Directions for this task:
Wherever a line in the data below holds "нихъ", copy that line.

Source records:
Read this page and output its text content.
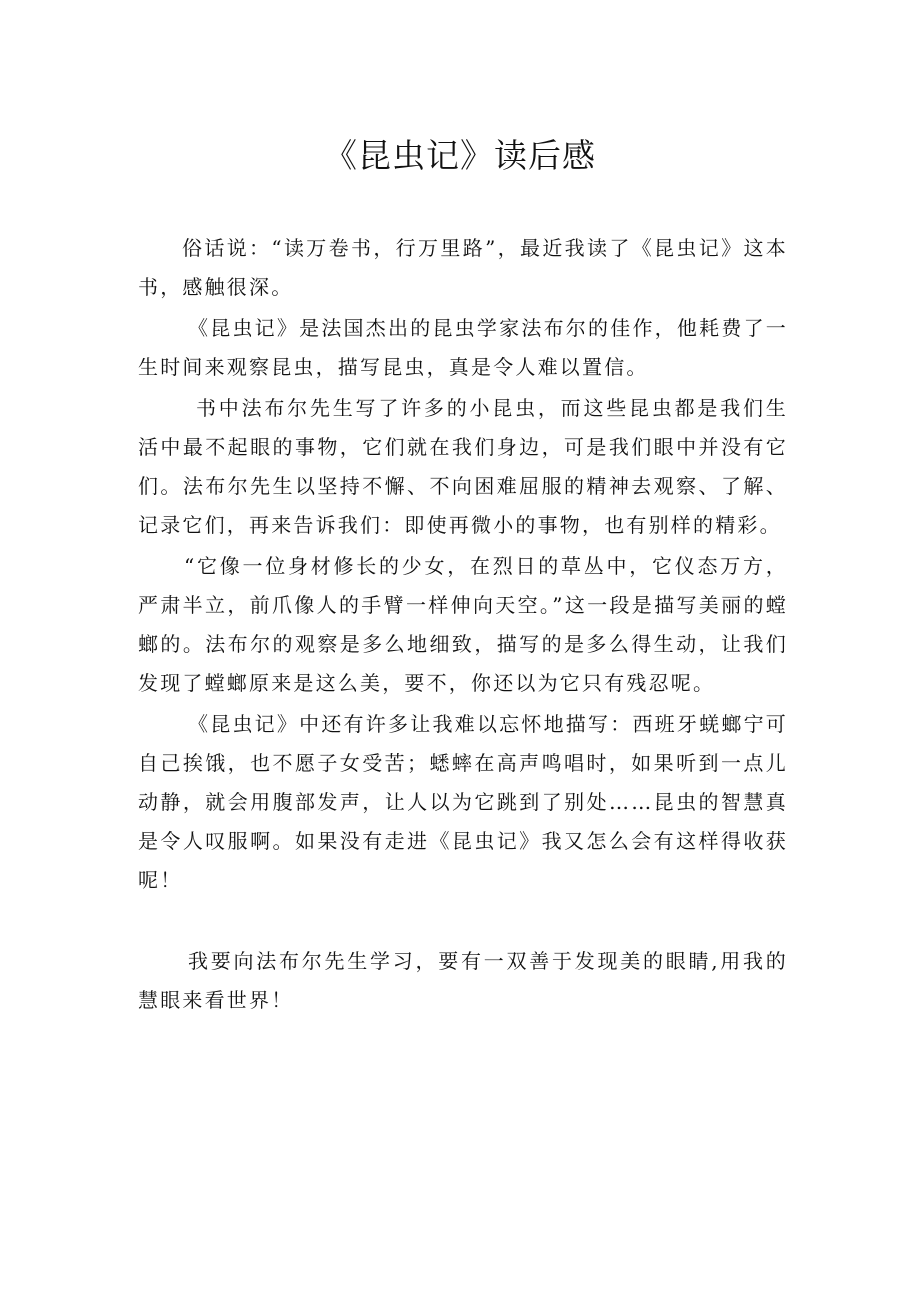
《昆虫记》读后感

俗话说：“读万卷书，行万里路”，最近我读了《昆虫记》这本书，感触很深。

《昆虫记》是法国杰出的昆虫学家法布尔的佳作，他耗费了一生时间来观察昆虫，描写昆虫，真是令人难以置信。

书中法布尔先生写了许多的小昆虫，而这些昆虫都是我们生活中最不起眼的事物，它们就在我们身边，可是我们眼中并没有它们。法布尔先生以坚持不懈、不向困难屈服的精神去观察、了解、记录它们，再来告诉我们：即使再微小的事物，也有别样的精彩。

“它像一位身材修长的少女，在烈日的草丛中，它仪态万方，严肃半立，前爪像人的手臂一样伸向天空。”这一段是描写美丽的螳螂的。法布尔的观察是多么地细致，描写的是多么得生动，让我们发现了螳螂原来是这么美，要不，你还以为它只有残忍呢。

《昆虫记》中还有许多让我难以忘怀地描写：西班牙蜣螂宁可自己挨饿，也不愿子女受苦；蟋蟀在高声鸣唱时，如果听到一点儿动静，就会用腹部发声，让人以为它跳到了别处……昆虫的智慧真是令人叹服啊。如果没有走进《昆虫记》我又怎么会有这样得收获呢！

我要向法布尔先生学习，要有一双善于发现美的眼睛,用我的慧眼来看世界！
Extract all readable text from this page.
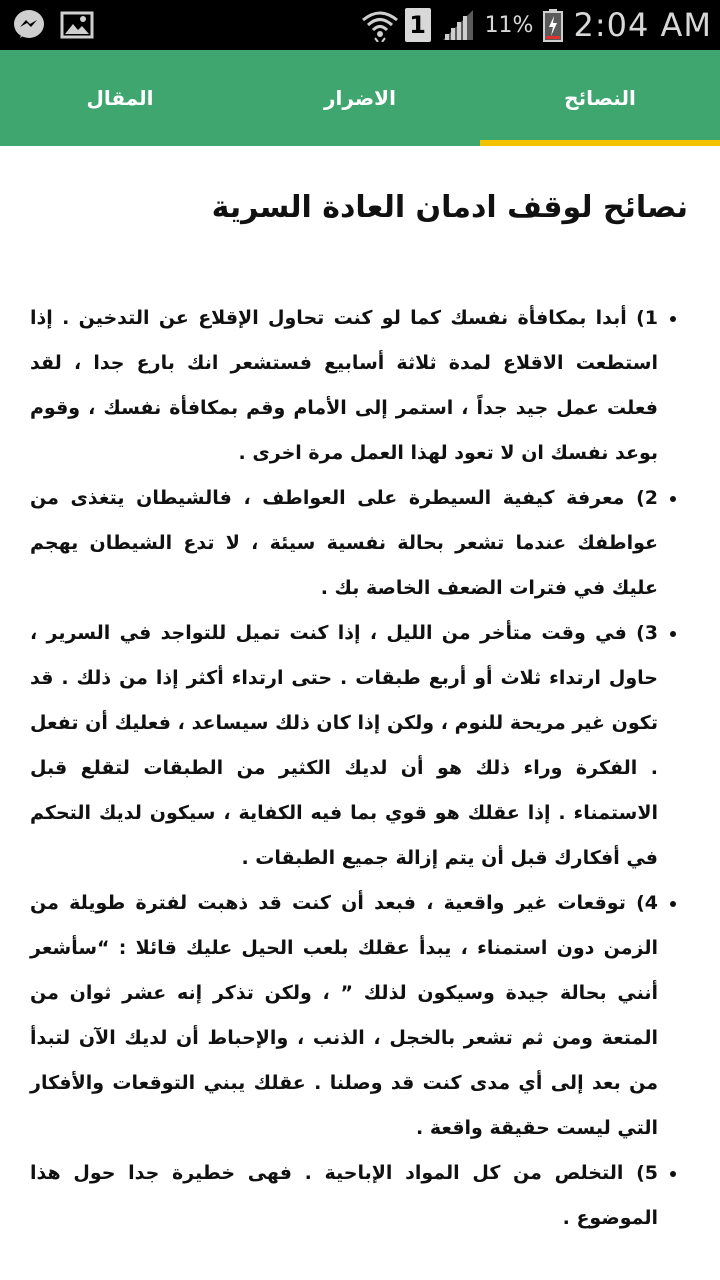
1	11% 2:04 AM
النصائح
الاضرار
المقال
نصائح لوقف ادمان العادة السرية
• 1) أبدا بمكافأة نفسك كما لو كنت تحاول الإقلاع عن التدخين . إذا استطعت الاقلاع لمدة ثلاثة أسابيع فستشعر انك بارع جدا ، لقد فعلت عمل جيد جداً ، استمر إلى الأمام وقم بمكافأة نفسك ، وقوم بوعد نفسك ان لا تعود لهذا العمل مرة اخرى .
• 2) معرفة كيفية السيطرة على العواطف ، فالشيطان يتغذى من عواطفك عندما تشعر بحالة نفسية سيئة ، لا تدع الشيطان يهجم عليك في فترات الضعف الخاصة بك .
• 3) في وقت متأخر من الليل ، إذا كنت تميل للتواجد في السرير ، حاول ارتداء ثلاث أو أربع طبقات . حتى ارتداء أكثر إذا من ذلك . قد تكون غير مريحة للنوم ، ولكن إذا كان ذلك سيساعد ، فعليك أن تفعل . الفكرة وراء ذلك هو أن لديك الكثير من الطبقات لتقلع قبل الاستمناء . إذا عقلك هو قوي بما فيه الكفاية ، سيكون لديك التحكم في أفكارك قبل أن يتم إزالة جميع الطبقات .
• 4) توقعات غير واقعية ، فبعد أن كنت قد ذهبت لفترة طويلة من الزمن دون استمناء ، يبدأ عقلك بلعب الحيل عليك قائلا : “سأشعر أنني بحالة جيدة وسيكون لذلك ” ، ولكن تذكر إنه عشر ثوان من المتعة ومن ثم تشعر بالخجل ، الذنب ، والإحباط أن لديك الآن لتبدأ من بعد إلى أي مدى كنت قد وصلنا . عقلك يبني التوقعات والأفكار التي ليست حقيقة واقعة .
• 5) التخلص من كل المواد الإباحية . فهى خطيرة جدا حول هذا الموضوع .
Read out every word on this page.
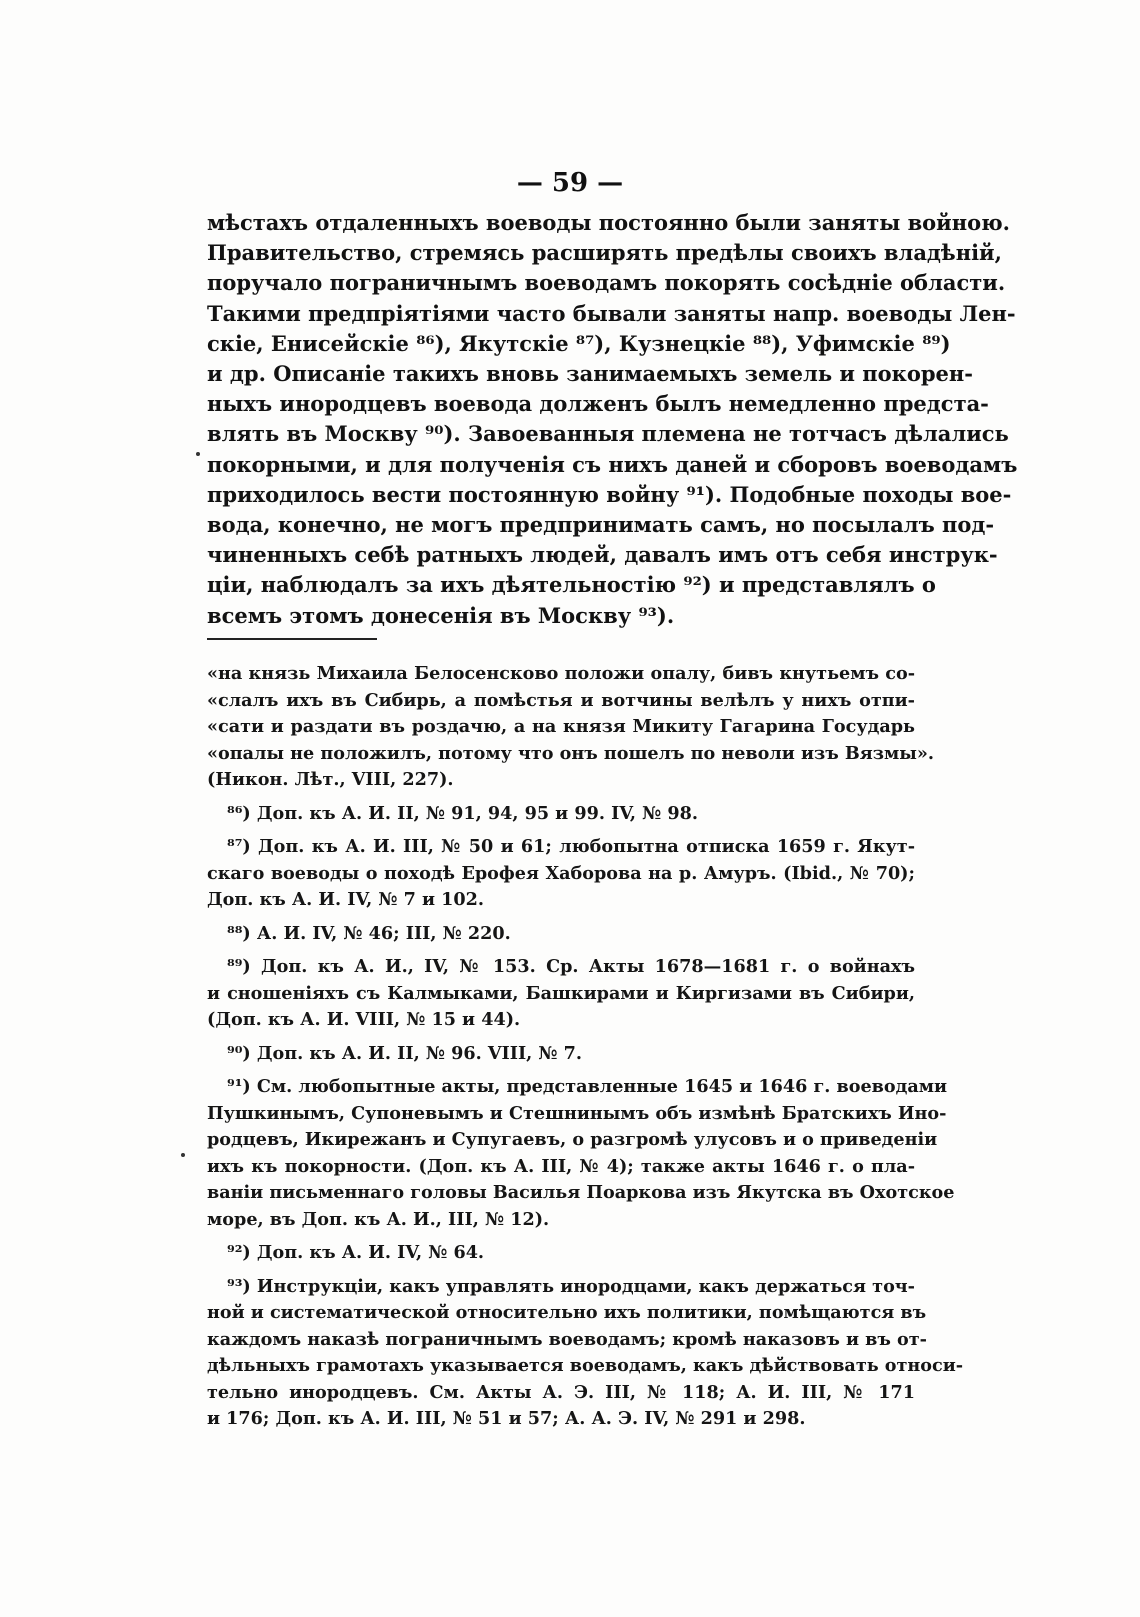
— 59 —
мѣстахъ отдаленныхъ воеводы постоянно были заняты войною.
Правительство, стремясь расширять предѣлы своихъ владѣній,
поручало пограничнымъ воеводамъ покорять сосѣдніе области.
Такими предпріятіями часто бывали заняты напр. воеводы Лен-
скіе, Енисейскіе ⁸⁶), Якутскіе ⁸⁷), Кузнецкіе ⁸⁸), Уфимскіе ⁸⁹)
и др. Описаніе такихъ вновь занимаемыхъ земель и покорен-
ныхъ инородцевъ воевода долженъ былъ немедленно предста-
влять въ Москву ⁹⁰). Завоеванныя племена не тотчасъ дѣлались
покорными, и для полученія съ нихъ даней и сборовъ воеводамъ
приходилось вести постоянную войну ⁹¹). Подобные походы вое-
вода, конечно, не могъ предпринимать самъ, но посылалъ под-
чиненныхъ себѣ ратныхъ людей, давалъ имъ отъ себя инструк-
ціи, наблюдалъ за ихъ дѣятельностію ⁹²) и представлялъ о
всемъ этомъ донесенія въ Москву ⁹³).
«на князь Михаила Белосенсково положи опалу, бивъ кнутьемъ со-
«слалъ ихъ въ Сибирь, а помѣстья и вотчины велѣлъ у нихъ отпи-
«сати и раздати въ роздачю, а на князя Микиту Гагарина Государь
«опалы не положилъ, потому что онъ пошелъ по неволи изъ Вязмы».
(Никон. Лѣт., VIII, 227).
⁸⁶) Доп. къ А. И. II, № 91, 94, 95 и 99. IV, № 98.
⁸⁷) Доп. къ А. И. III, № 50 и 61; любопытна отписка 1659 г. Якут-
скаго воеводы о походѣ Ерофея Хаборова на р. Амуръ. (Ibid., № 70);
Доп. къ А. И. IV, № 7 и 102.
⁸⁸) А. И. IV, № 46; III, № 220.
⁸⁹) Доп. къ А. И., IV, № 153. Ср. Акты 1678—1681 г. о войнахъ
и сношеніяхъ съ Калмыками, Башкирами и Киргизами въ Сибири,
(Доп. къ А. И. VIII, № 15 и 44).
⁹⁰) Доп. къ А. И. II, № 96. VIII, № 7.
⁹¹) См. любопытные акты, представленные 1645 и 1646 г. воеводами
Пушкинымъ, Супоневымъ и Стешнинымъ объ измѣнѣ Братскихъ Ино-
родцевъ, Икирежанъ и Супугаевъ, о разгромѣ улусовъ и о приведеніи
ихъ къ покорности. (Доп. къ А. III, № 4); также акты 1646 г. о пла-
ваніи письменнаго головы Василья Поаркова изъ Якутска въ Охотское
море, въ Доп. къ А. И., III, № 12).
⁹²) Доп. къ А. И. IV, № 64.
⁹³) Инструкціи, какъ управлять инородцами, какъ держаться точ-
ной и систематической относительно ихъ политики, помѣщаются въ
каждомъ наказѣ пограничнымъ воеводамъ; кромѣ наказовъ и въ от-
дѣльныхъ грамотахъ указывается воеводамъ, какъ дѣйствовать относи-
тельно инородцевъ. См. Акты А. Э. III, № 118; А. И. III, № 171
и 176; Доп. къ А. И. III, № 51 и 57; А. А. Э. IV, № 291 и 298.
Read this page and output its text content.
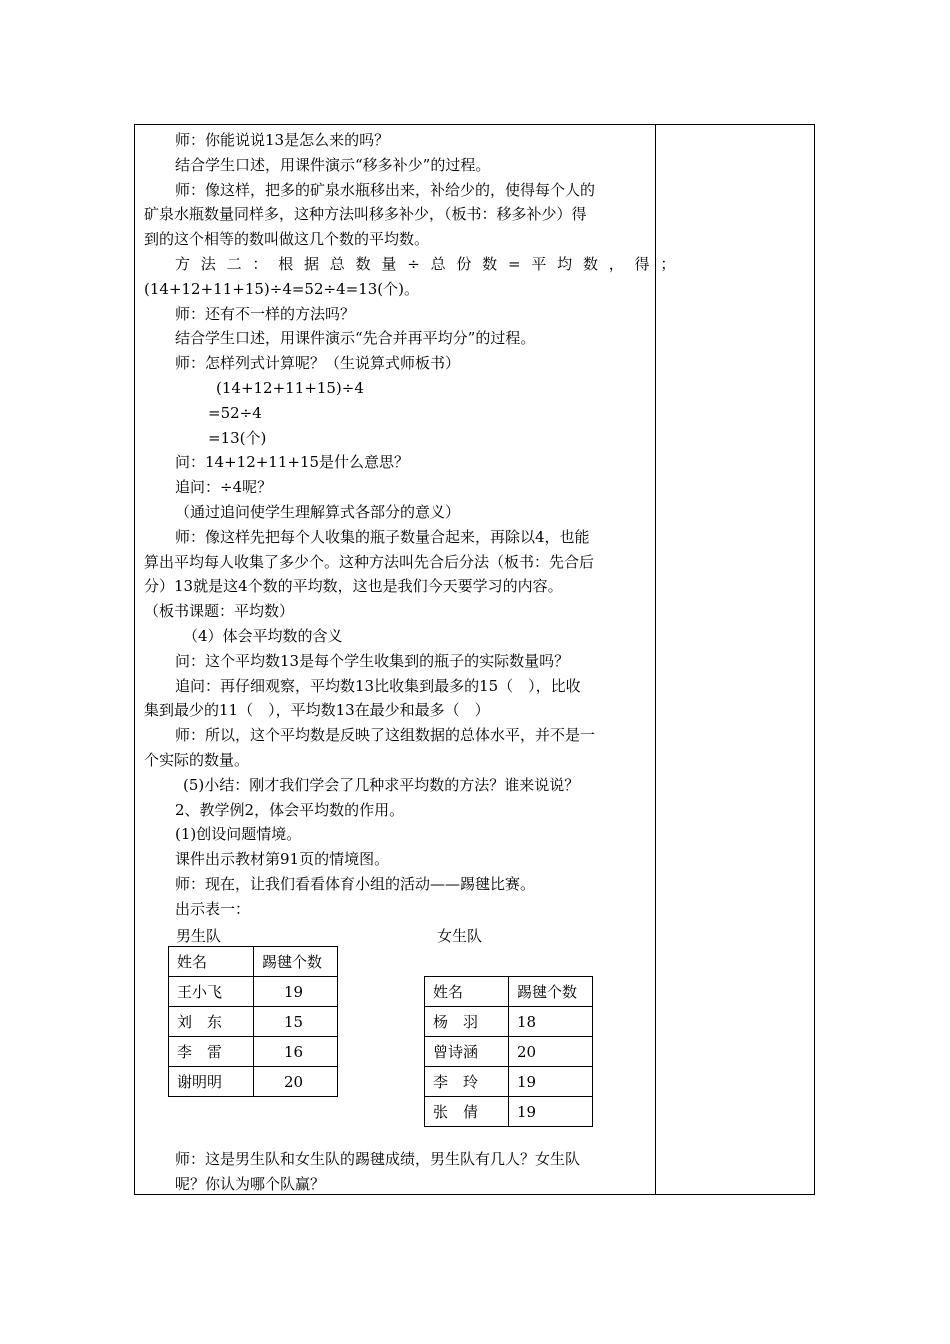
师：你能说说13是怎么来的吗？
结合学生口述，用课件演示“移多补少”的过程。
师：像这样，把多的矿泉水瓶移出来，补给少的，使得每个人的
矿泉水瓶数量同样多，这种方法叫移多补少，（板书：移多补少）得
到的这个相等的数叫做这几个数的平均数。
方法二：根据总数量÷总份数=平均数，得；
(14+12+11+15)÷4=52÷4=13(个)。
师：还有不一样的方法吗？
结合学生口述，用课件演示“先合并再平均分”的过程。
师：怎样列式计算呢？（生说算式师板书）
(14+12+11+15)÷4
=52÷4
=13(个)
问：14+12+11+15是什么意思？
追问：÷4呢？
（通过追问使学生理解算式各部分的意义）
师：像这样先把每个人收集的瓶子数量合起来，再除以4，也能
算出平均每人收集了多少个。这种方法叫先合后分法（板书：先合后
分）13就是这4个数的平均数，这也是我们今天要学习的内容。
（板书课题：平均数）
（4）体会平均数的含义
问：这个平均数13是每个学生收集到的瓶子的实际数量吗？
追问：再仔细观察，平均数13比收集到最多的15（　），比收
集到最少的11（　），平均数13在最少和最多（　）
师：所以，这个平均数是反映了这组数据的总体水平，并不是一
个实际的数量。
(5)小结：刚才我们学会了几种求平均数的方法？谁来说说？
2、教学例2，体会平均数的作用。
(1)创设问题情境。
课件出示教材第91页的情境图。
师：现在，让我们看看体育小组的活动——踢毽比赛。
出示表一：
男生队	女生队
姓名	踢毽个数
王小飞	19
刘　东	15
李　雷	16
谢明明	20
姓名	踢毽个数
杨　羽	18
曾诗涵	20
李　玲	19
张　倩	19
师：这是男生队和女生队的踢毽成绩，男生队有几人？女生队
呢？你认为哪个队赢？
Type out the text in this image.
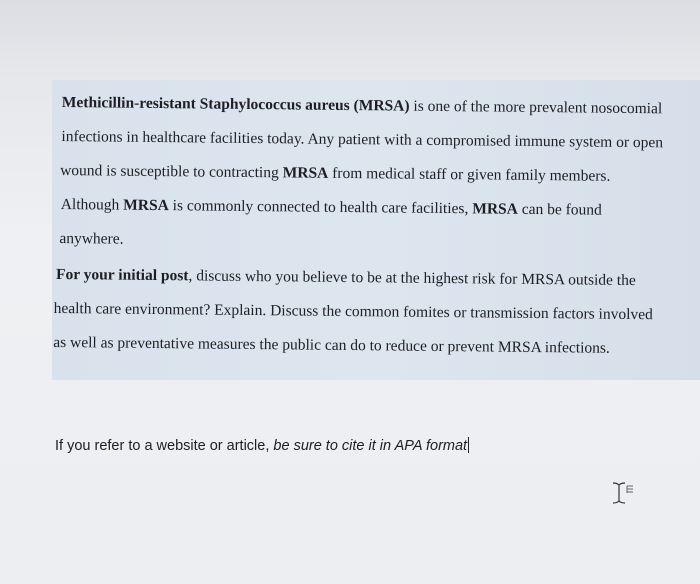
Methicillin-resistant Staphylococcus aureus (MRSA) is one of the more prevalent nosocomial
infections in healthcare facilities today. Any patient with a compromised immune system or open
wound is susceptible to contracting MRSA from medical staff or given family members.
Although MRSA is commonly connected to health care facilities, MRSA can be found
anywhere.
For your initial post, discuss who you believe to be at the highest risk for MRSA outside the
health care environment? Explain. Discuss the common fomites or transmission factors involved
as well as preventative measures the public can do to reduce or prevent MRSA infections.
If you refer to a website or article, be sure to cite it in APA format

Result:
покорными, и для полученія съ нихъ даней и сборовъ воеводамъ
«слалъ ихъ въ Сибирь, а помѣстья и вотчины велѣлъ у нихъ отпи-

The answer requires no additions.